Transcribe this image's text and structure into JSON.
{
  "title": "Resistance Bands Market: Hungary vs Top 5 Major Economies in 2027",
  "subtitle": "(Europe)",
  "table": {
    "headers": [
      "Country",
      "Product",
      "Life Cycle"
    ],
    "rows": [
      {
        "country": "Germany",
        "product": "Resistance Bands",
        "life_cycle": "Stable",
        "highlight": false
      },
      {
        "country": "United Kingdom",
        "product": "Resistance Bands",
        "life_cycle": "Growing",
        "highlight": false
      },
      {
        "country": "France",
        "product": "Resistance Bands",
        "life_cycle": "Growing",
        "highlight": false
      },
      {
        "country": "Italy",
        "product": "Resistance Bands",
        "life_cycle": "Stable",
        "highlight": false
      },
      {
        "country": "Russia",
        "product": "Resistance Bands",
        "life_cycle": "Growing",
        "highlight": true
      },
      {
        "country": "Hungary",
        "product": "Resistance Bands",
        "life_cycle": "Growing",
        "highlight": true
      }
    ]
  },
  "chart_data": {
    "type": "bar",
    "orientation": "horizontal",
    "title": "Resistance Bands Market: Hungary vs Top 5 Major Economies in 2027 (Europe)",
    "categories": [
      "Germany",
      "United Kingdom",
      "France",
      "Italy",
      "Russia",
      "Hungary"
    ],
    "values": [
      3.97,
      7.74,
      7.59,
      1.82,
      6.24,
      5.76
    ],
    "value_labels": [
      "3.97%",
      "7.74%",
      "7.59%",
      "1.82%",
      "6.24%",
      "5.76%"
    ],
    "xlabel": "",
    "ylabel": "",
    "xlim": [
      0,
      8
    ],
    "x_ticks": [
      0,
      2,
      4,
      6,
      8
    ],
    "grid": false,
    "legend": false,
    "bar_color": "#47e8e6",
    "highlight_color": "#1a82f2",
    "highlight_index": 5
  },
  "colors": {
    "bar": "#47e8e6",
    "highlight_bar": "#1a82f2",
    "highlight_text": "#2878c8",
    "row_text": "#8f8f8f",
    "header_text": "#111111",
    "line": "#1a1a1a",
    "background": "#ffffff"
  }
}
=======
Goal of the exercise:
Give the number of lines in the data that contain "Economies", with no other words.

Written answer:
2